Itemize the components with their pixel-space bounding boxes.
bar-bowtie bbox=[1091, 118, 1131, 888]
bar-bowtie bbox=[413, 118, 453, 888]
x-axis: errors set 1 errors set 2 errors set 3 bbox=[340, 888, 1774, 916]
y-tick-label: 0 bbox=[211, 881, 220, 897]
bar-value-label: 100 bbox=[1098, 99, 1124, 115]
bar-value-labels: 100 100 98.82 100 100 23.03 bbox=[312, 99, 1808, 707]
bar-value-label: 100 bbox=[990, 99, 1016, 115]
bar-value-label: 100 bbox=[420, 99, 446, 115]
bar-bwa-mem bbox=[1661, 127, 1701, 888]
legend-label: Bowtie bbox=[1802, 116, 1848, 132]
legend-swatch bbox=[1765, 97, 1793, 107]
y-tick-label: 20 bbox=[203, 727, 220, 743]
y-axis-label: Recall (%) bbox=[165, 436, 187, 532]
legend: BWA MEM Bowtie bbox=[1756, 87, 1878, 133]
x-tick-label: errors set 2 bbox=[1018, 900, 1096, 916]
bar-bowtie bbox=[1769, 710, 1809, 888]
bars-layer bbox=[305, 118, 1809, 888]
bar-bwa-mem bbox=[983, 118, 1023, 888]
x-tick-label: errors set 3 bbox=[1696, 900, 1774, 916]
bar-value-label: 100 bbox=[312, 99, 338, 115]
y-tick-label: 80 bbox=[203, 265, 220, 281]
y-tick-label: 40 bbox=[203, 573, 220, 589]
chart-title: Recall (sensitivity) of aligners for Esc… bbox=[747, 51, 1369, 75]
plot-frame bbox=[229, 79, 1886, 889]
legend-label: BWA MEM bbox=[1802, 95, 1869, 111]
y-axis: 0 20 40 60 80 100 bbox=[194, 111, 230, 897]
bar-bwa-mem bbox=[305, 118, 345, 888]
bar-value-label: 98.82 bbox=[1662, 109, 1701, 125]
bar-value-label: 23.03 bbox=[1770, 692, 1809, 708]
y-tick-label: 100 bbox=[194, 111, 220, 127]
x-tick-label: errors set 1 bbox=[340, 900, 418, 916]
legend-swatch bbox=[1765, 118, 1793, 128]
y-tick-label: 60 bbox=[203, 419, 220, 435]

************

§ Aim: Rewrite the material above, swapping "errors set" for "error group" everywhere it appears and keeping everything else the same.

§ Exercise solution:
Itemize the components with their pixel-space bounding boxes.
bar-bowtie bbox=[1091, 118, 1131, 888]
bar-bowtie bbox=[413, 118, 453, 888]
x-axis: error group 1 error group 2 error group 3 bbox=[340, 888, 1774, 916]
y-tick-label: 0 bbox=[211, 881, 220, 897]
bar-value-label: 100 bbox=[1098, 99, 1124, 115]
bar-value-labels: 100 100 98.82 100 100 23.03 bbox=[312, 99, 1808, 707]
bar-value-label: 100 bbox=[990, 99, 1016, 115]
bar-value-label: 100 bbox=[420, 99, 446, 115]
bar-bwa-mem bbox=[1661, 127, 1701, 888]
legend-label: Bowtie bbox=[1802, 116, 1848, 132]
legend-swatch bbox=[1765, 97, 1793, 107]
y-tick-label: 20 bbox=[203, 727, 220, 743]
y-axis-label: Recall (%) bbox=[165, 436, 187, 532]
legend: BWA MEM Bowtie bbox=[1756, 87, 1878, 133]
x-tick-label: error group 2 bbox=[1018, 900, 1096, 916]
bar-bowtie bbox=[1769, 710, 1809, 888]
bars-layer bbox=[305, 118, 1809, 888]
bar-bwa-mem bbox=[983, 118, 1023, 888]
x-tick-label: error group 3 bbox=[1696, 900, 1774, 916]
bar-value-label: 100 bbox=[312, 99, 338, 115]
y-tick-label: 80 bbox=[203, 265, 220, 281]
y-tick-label: 40 bbox=[203, 573, 220, 589]
chart-title: Recall (sensitivity) of aligners for Esc… bbox=[747, 51, 1369, 75]
plot-frame bbox=[229, 79, 1886, 889]
legend-label: BWA MEM bbox=[1802, 95, 1869, 111]
y-axis: 0 20 40 60 80 100 bbox=[194, 111, 230, 897]
bar-bwa-mem bbox=[305, 118, 345, 888]
bar-value-label: 98.82 bbox=[1662, 109, 1701, 125]
bar-value-label: 23.03 bbox=[1770, 692, 1809, 708]
y-tick-label: 100 bbox=[194, 111, 220, 127]
x-tick-label: error group 1 bbox=[340, 900, 418, 916]
legend-swatch bbox=[1765, 118, 1793, 128]
y-tick-label: 60 bbox=[203, 419, 220, 435]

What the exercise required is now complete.